CHALLENGE
Write the stretch of lines below, from the line containing "mobile-usage-bold-2: . [279,269,284,285]" through the line containing "mobile-usage-text: Mobile usage", as a numbered list, leaving out any blank lines.

** START EXTRACTED INFORMATION **

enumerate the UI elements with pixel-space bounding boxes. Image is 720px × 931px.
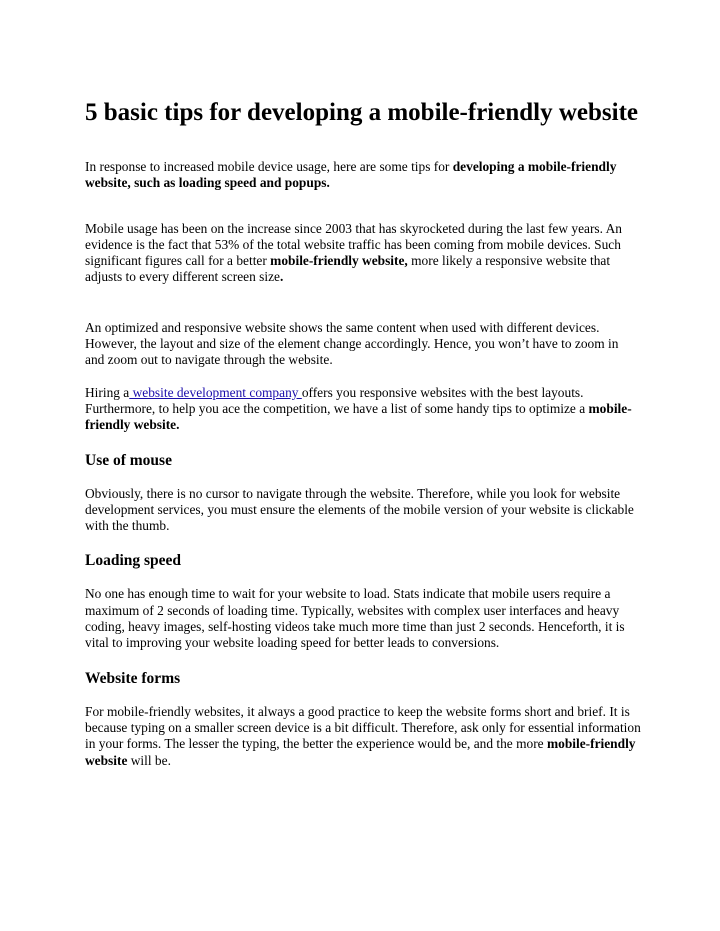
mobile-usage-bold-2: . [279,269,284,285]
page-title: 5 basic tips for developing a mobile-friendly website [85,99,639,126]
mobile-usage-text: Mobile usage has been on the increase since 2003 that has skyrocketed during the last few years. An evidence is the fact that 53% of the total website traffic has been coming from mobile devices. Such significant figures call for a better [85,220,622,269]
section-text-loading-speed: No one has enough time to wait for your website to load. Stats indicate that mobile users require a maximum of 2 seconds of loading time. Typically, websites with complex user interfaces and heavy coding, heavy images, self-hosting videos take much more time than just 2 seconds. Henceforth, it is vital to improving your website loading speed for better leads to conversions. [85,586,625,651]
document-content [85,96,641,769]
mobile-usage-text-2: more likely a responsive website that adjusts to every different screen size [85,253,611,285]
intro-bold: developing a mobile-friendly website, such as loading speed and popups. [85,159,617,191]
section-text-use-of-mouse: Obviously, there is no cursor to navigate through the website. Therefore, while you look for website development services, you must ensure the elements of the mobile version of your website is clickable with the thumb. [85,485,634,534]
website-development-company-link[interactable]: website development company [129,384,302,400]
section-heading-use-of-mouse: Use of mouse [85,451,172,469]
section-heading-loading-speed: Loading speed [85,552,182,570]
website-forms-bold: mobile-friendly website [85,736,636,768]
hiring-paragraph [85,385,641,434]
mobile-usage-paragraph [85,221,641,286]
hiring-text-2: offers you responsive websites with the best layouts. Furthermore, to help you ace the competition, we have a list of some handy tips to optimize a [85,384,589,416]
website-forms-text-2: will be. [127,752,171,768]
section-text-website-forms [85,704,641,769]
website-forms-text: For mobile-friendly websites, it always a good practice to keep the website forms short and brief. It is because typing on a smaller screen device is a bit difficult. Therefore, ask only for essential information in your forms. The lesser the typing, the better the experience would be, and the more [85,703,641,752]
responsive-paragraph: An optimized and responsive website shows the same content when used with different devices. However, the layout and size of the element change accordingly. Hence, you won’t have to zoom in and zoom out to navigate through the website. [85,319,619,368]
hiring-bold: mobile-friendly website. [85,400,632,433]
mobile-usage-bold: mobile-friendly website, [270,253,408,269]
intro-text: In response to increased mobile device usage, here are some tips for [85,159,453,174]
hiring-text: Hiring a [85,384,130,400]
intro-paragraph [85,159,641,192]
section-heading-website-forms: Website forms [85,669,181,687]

** END EXTRACTED INFORMATION **

ANSWER TO THE PROBLEM
1. mobile-usage-bold-2: . [279,269,284,285]
2. page-title: 5 basic tips for developing a mobile-friendly website [85,99,639,126]
3. mobile-usage-text: Mobile usage has been on the increase since 2003 that has skyrocketed during the last few years. An evidence is the fact that 53% of the total website traffic has been coming from mobile devices. Such significant figures call for a better [85,220,622,269]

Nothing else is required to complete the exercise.